Work to do >> Pull each line holding the word "plain" from the data.

Collected data:
====
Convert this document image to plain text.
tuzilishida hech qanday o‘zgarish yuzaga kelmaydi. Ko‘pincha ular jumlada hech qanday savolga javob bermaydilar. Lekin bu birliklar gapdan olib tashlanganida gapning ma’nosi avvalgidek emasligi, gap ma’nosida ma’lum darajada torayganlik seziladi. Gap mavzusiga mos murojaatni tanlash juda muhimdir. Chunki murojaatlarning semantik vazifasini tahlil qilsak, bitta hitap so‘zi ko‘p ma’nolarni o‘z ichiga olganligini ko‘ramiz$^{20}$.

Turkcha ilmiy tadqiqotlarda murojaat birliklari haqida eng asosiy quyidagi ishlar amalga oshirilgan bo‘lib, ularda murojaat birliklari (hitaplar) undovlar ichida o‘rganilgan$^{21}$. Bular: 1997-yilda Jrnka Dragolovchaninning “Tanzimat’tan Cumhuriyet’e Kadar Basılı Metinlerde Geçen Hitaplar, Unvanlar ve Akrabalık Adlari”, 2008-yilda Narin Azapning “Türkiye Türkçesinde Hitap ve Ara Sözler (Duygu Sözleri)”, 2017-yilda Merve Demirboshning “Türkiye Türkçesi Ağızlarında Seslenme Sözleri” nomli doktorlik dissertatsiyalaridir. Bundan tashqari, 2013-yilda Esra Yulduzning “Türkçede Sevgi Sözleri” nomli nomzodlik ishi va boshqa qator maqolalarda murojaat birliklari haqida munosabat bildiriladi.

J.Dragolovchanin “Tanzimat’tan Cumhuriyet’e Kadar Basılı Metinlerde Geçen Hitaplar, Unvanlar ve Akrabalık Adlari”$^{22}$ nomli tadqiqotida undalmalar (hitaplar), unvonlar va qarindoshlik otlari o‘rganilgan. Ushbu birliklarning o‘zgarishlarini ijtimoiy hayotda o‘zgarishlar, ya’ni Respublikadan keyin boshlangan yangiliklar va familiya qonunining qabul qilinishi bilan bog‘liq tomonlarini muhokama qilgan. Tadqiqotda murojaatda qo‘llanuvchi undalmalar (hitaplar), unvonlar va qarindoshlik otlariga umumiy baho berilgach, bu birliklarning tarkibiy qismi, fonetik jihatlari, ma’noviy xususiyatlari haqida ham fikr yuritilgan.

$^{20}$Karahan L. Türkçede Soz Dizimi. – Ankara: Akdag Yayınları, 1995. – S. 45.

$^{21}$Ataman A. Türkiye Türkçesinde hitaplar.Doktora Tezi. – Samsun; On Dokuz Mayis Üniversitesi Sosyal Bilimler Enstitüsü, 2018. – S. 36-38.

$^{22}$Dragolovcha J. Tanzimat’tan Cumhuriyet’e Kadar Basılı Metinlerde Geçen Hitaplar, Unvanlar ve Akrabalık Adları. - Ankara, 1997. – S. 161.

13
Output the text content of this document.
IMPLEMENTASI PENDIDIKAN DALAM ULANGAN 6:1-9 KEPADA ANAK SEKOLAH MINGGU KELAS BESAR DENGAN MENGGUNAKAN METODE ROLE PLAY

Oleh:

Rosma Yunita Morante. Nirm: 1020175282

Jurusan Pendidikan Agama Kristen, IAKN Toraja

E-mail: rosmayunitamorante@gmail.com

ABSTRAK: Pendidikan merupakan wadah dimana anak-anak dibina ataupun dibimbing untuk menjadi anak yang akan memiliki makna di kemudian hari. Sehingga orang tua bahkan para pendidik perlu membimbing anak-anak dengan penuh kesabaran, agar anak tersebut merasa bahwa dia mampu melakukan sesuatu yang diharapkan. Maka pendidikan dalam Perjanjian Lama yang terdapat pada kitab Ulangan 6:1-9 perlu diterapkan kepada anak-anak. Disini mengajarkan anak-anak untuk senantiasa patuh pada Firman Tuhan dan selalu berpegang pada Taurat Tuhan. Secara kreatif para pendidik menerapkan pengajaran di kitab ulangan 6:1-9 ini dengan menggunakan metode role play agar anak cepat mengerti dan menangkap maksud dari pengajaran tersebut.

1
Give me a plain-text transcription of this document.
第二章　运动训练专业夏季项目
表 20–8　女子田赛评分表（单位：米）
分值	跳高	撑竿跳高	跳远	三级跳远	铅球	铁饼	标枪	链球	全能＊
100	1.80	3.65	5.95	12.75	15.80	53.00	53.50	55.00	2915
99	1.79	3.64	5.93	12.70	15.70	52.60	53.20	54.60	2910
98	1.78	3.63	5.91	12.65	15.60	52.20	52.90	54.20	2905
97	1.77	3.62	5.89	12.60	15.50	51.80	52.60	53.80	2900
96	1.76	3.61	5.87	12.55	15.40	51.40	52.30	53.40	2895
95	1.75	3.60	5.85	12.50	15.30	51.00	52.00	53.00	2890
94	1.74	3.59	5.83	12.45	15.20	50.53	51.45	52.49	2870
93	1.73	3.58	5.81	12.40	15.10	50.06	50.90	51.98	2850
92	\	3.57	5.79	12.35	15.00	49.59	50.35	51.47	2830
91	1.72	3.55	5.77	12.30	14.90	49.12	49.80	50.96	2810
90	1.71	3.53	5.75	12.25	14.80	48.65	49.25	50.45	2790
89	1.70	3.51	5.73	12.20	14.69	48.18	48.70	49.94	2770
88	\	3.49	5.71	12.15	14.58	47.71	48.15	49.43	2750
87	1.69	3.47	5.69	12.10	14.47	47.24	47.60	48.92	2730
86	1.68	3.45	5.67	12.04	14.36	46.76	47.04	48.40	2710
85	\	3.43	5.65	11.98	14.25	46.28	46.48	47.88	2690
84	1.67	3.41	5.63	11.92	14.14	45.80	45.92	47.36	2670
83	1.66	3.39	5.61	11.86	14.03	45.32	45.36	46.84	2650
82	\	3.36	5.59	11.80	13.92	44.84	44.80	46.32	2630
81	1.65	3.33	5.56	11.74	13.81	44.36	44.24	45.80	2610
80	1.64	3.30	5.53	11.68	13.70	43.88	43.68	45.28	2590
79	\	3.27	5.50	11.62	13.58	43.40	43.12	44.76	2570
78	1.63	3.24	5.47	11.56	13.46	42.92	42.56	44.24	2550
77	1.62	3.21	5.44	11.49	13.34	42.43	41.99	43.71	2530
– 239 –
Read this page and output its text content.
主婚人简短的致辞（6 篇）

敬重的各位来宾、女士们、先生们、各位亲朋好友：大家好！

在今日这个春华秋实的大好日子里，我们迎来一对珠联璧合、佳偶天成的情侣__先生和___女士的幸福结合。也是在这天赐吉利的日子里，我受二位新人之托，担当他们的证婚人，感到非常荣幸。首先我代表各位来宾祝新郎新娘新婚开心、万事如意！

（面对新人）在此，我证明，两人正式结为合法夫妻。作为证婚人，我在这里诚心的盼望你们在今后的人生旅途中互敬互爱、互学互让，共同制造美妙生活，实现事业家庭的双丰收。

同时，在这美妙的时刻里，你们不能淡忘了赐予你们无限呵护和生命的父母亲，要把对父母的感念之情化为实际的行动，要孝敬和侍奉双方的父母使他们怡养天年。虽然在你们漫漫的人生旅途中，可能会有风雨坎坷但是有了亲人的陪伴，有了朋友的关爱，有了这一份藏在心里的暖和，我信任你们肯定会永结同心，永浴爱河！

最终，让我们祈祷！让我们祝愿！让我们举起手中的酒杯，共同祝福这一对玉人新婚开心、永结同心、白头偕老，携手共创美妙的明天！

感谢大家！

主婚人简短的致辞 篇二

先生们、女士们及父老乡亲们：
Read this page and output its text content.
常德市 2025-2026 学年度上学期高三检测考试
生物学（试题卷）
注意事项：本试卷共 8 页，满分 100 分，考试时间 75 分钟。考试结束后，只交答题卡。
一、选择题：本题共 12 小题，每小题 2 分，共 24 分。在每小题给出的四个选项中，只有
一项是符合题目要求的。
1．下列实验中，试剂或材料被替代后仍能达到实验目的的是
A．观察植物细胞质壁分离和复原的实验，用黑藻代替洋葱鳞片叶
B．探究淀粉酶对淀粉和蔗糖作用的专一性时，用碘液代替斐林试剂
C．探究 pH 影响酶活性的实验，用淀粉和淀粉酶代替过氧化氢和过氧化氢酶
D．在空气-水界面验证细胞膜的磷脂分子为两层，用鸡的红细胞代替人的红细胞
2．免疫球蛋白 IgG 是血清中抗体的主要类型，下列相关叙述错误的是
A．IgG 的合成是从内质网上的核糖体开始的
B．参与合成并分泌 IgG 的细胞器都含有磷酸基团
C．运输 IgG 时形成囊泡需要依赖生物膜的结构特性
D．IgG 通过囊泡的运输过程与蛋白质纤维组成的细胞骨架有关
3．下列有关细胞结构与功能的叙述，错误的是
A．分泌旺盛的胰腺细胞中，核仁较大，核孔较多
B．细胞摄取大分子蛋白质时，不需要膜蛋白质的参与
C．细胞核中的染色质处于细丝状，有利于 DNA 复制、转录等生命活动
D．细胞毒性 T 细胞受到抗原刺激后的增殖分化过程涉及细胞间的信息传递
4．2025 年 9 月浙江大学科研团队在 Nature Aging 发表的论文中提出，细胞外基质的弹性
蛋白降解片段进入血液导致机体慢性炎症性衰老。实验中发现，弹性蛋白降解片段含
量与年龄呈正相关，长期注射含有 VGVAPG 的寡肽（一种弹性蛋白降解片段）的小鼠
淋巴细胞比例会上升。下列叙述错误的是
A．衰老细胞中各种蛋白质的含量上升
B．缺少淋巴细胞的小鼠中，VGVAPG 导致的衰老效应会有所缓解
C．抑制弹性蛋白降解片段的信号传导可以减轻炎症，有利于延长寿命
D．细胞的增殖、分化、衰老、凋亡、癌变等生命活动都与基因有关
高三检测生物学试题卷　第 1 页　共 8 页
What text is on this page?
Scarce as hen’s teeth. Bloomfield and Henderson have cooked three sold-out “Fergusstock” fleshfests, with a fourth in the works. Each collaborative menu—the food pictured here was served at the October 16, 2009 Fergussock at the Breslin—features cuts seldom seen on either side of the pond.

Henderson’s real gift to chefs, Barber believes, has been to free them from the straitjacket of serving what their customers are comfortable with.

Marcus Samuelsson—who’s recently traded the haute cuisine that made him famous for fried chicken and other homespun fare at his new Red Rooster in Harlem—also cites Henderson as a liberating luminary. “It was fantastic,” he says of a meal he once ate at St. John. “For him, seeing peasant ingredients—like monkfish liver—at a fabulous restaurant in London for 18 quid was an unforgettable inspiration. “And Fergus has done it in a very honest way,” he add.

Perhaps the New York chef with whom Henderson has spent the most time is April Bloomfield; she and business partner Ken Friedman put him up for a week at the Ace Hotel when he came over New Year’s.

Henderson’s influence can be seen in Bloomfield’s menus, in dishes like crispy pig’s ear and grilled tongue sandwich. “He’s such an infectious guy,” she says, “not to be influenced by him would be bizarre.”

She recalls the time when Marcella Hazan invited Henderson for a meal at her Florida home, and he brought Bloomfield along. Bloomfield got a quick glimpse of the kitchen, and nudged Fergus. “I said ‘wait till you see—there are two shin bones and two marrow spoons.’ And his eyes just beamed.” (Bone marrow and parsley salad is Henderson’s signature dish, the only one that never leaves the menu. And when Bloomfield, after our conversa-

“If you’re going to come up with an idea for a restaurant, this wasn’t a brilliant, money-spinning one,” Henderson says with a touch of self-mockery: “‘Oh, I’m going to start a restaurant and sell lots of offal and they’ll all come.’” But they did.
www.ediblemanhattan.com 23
====
Exercise result >>
Convert this document image to plain text.
Give me a plain-text transcription of this document.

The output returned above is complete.